Text under study below:

Phil Carr-Harris

Profile
- Positions: Halfback, Guard, T

Personal information
- Died: March 16, 1993 Toronto, Ontario, Canada
- Listed height: 5 ft 11 in (1.80 m)
- Listed weight: 195 lb (88 kg)

Career history
- 1945–1947, 1949: Toronto Argonauts

Awards and highlights
- Grey Cup champion (1945, 1946, 1947);

= Phil Carr-Harris =

Canadian football player

Philip Gordon Robert Carr-Harris (died January 16, 1993), nicknamed Beef, was a Canadian football player who played for the Toronto Argonauts for four seasons over five years, which was also his entire professional football career. Carr-Harris won the Grey Cup with Toronto in 1945, 1946 and 1947, which also were the first three of his four years on the club roster. For his first two years with the club, he was a halfback. In his third year, he was both a guard and a tackle. He was not on the roster in 1948, but returned in 1949, as a halfback. His jersey number was 60.

End of Text under study.
Entries supplied below:

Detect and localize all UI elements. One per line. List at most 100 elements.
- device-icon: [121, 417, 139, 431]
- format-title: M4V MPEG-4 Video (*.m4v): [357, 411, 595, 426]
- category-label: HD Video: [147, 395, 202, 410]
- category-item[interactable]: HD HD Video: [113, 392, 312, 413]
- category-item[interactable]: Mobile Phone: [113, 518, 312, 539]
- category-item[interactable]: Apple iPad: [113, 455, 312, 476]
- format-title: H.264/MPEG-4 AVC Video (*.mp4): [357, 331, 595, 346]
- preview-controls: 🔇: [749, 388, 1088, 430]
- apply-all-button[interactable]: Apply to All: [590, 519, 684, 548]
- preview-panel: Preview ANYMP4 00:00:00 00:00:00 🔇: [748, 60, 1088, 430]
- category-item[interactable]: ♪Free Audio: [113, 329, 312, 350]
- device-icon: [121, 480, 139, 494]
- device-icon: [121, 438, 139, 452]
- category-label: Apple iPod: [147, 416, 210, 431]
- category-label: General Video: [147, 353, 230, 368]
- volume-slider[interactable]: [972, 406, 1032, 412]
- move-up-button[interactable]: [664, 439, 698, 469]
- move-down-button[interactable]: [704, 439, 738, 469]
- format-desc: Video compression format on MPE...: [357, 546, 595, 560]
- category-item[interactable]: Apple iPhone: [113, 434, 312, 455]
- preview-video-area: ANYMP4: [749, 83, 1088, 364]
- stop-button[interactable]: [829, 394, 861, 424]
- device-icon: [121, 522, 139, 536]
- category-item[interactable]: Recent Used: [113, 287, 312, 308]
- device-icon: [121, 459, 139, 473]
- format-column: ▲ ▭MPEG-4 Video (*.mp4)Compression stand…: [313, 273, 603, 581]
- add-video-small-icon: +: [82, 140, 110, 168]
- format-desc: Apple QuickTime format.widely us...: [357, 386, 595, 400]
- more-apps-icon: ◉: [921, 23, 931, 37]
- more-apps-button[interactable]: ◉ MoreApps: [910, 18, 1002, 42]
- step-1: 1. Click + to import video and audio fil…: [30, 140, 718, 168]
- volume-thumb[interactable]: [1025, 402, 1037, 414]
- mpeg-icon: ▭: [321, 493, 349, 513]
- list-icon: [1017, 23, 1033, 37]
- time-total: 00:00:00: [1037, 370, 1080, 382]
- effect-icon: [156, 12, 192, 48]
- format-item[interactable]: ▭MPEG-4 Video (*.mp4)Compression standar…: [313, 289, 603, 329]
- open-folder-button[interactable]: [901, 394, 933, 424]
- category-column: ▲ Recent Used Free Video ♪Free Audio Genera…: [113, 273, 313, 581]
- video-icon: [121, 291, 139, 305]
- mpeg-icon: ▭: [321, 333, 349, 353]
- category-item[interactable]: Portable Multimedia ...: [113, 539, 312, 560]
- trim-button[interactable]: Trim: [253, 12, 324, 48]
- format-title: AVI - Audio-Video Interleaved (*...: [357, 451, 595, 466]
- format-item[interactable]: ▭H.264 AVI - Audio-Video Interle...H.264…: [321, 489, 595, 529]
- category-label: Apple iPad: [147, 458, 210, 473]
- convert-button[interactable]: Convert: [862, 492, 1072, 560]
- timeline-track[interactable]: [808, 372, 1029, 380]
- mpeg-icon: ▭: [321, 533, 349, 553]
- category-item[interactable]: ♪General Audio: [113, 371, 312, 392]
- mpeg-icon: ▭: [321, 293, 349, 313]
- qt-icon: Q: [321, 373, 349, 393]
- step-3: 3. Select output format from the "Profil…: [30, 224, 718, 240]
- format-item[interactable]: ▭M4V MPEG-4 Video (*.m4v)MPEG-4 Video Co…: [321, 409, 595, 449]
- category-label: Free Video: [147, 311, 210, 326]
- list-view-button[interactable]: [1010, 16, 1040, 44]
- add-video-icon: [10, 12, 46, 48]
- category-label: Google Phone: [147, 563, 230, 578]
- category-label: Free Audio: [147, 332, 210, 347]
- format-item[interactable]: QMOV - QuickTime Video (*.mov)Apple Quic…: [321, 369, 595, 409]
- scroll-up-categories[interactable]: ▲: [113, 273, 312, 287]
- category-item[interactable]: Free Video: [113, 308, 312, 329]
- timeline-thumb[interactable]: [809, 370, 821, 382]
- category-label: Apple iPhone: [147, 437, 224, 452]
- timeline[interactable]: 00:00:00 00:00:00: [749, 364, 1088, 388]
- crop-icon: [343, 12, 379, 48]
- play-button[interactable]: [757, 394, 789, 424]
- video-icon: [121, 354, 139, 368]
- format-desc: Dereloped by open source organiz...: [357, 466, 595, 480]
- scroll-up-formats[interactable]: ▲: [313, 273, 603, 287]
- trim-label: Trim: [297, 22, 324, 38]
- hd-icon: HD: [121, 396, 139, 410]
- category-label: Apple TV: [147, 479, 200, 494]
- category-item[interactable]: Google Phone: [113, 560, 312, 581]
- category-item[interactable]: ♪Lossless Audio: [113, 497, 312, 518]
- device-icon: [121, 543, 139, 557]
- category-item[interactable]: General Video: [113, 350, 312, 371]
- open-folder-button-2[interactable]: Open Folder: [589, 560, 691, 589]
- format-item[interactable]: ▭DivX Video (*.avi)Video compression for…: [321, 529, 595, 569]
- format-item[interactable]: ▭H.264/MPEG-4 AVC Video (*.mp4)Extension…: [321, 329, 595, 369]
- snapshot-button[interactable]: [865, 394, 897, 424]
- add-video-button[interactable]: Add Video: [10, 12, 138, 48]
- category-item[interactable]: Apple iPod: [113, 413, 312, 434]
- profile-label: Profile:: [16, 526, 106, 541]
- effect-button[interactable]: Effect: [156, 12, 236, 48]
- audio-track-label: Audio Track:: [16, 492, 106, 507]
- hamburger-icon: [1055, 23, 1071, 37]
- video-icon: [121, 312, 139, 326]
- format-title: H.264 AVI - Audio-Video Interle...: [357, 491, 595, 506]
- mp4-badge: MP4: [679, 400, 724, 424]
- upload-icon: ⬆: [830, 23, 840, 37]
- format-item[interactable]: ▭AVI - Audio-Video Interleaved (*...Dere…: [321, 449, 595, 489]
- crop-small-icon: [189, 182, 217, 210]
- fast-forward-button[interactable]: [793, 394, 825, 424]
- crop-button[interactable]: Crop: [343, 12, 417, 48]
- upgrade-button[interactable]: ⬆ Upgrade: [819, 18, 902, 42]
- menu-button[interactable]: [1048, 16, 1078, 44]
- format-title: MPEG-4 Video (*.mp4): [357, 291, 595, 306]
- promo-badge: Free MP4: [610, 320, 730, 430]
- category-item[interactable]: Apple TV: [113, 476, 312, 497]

End of Entries supplied.

--- Tasks to carry out ---
1) Translate the following sentence from the Phil Carr-Harris article into French: "For his first two years with the club, he was a halfback."
2) Reproduce the passage of the Phil Carr-Harris article that begins at the words "Career history" and ends after the words "number was 60.".
3) Write a continuation of the Phil Carr-Harris article, beginning after its final sentence.

--- Answers by item number ---
1) Pendant ses deux premières années au sein du club, il jouait demi.

2)
Career history
- 1945–1947, 1949: Toronto Argonauts

Awards and highlights
- Grey Cup champion (1945, 1946, 1947);

= Phil Carr-Harris =

Canadian football player

Philip Gordon Robert Carr-Harris (died January 16, 1993), nicknamed Beef, was a Canadian football player who played for the Toronto Argonauts for four seasons over five years, which was also his entire professional football career. Carr-Harris won the Grey Cup with Toronto in 1945, 1946 and 1947, which also were the first three of his four years on the club roster. For his first two years with the club, he was a halfback. In his third year, he was both a guard and a tackle. He was not on the roster in 1948, but returned in 1949, as a halfback. His jersey number was 60.

3)
In his first year with the Argonauts, in 1945, Carr-Harris played in four of the six regular season games. In 1946, Carr-Harris played in only one of twelve regular season games, having been injured early in the season in a game against the Hamilton Tigers, as the team was then known. In 1947, Carr-Harris played in eleven of twelve regular season games. Upon his return to the team roster in 1949, following a one-year hiatus, Carr-Harris only played in one of the twelve regular season games.

While included as a member of the 1947 winning team, Carr-Harris had to miss the 1947 Grey Cup game, due to examination obligations in relation to becoming a Chartered Accountant.

In 1993, Carr-Harris died of cancer.